• _Task brief_
Locate all lines with the word "name" and copy them out.

• _Raw records_
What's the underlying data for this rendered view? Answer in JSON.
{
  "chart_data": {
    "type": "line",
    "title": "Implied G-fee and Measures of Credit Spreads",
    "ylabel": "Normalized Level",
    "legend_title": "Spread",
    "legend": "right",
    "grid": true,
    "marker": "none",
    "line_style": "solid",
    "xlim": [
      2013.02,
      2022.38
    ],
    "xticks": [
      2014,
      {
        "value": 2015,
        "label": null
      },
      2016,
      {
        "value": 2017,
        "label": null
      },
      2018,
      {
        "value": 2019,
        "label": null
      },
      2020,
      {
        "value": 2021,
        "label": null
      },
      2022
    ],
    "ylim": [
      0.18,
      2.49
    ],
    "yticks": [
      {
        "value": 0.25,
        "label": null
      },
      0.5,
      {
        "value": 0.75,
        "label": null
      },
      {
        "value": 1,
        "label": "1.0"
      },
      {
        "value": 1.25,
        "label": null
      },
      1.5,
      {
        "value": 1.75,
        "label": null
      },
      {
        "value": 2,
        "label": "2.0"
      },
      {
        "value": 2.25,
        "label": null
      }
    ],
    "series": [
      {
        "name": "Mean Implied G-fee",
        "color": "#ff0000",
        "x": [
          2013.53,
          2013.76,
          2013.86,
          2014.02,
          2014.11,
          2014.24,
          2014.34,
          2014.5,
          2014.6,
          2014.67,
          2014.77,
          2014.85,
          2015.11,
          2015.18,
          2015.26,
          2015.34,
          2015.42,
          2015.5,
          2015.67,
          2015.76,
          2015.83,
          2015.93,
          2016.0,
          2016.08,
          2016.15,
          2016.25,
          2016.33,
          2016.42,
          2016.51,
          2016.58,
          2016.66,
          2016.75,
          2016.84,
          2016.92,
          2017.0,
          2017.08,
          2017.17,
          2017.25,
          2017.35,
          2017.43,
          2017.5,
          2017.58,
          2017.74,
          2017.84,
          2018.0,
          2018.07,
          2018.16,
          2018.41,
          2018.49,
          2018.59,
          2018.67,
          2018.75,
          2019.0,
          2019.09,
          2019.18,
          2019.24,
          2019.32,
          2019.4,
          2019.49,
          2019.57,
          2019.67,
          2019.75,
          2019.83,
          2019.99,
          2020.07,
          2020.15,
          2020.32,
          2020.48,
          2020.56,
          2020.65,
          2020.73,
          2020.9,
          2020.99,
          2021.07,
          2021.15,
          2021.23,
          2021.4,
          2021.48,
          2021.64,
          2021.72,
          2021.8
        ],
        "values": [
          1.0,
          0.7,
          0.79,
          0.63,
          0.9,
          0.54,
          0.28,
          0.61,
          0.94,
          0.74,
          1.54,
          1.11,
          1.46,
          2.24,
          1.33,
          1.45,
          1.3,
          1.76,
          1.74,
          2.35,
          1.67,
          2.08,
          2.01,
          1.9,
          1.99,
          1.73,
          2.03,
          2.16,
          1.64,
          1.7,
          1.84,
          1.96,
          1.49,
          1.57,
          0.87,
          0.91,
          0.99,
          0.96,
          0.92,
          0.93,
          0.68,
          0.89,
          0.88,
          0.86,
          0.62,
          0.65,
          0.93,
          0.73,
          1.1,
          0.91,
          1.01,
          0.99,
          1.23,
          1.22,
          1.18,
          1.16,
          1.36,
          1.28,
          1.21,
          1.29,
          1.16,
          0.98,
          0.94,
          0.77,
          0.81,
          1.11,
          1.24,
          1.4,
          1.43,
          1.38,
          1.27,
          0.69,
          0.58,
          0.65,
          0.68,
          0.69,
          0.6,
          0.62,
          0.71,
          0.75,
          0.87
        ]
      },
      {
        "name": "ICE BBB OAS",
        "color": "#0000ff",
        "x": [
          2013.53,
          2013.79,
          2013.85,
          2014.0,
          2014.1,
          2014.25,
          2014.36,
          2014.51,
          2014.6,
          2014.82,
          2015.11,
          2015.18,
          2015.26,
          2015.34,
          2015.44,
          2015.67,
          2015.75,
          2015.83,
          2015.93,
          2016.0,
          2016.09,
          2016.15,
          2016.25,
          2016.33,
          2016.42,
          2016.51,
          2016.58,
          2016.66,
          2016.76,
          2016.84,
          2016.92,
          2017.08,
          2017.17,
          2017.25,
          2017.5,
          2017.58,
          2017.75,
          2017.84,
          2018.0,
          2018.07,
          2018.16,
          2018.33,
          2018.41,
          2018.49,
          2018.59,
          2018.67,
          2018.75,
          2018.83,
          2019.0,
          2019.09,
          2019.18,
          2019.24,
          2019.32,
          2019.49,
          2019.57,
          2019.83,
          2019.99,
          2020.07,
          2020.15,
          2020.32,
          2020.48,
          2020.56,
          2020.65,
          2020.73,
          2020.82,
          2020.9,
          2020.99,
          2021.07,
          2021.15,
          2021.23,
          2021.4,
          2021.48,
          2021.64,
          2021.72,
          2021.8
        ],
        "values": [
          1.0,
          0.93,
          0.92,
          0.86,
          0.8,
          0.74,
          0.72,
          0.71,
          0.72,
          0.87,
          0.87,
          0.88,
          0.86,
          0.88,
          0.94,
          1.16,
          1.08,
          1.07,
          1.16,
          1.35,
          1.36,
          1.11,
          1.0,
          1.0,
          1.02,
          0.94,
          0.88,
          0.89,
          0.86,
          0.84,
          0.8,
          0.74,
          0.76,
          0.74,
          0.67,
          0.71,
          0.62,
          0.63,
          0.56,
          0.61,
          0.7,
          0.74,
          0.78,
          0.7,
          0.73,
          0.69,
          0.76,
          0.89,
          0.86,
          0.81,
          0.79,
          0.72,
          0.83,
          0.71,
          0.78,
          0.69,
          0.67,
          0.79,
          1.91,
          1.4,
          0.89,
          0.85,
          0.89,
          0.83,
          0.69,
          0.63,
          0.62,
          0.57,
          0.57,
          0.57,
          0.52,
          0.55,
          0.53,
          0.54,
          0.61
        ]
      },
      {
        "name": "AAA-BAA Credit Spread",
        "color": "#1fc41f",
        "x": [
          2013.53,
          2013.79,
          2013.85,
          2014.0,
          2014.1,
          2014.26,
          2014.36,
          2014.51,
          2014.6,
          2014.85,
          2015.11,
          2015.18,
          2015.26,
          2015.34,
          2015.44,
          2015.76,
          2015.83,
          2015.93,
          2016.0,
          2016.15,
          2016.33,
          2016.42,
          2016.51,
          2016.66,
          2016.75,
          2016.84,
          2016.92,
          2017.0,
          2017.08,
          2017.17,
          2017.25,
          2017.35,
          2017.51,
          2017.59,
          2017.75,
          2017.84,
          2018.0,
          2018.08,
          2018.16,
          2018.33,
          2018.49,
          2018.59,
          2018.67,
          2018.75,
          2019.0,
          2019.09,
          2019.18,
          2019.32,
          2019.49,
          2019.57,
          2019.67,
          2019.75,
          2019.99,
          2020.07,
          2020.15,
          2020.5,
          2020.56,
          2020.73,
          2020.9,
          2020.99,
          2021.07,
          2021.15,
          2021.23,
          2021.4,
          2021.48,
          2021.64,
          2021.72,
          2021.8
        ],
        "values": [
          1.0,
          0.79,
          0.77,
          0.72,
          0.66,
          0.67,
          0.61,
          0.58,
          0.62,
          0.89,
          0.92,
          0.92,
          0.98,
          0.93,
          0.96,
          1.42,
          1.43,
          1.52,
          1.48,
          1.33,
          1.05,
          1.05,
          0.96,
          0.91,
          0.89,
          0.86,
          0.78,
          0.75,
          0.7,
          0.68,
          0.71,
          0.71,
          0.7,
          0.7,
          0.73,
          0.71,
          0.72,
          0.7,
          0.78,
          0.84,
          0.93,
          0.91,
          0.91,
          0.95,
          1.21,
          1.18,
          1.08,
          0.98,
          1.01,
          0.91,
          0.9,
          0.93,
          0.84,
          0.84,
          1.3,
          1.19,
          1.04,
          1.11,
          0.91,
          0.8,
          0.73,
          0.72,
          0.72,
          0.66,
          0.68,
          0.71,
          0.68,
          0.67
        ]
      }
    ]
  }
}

• _Written solution_
        "name": "Mean Implied G-fee",
        "name": "ICE BBB OAS",
        "name": "AAA-BAA Credit Spread",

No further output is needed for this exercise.